WHAT THE TASK REQUIRES :: Return the listing below in full, with every line exactly as it is.

[Saved entries]
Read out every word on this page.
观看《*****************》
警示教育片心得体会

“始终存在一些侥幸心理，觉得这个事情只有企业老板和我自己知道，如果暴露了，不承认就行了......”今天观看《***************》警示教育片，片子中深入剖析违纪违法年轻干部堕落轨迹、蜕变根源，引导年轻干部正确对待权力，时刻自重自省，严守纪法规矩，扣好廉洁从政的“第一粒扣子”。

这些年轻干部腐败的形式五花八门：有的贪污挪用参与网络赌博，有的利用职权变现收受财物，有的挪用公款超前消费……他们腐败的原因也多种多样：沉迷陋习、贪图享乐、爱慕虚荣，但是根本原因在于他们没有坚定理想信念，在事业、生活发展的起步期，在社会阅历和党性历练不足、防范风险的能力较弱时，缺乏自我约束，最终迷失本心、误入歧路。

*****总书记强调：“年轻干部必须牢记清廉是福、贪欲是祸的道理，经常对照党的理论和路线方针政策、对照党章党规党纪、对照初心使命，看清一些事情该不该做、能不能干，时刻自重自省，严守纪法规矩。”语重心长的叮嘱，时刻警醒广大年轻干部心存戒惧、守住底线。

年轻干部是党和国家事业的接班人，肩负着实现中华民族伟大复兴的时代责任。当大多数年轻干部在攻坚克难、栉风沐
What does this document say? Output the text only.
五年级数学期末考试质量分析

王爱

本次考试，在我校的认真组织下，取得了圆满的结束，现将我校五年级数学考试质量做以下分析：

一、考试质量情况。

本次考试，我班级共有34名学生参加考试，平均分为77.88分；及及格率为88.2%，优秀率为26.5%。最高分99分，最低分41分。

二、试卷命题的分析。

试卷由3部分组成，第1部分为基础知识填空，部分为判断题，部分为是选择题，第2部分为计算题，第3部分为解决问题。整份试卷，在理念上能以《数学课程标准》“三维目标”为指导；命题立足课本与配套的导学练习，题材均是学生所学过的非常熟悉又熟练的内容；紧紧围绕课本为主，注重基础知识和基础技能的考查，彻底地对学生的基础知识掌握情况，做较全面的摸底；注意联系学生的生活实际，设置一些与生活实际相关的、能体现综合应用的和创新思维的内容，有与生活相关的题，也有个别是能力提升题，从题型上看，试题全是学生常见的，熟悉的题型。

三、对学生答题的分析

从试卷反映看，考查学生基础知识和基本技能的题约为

WRITTEN RESPONSE ::
Read out every word on this page.
观看《*****************》
警示教育片心得体会

“始终存在一些侥幸心理，觉得这个事情只有企业老板和我自己知道，如果暴露了，不承认就行了......”今天观看《***************》警示教育片，片子中深入剖析违纪违法年轻干部堕落轨迹、蜕变根源，引导年轻干部正确对待权力，时刻自重自省，严守纪法规矩，扣好廉洁从政的“第一粒扣子”。

这些年轻干部腐败的形式五花八门：有的贪污挪用参与网络赌博，有的利用职权变现收受财物，有的挪用公款超前消费……他们腐败的原因也多种多样：沉迷陋习、贪图享乐、爱慕虚荣，但是根本原因在于他们没有坚定理想信念，在事业、生活发展的起步期，在社会阅历和党性历练不足、防范风险的能力较弱时，缺乏自我约束，最终迷失本心、误入歧路。

*****总书记强调：“年轻干部必须牢记清廉是福、贪欲是祸的道理，经常对照党的理论和路线方针政策、对照党章党规党纪、对照初心使命，看清一些事情该不该做、能不能干，时刻自重自省，严守纪法规矩。”语重心长的叮嘱，时刻警醒广大年轻干部心存戒惧、守住底线。

年轻干部是党和国家事业的接班人，肩负着实现中华民族伟大复兴的时代责任。当大多数年轻干部在攻坚克难、栉风沐
What does this document say? Output the text only.
五年级数学期末考试质量分析

王爱

本次考试，在我校的认真组织下，取得了圆满的结束，现将我校五年级数学考试质量做以下分析：

一、考试质量情况。

本次考试，我班级共有34名学生参加考试，平均分为77.88分；及及格率为88.2%，优秀率为26.5%。最高分99分，最低分41分。

二、试卷命题的分析。

试卷由3部分组成，第1部分为基础知识填空，部分为判断题，部分为是选择题，第2部分为计算题，第3部分为解决问题。整份试卷，在理念上能以《数学课程标准》“三维目标”为指导；命题立足课本与配套的导学练习，题材均是学生所学过的非常熟悉又熟练的内容；紧紧围绕课本为主，注重基础知识和基础技能的考查，彻底地对学生的基础知识掌握情况，做较全面的摸底；注意联系学生的生活实际，设置一些与生活实际相关的、能体现综合应用的和创新思维的内容，有与生活相关的题，也有个别是能力提升题，从题型上看，试题全是学生常见的，熟悉的题型。

三、对学生答题的分析

从试卷反映看，考查学生基础知识和基本技能的题约为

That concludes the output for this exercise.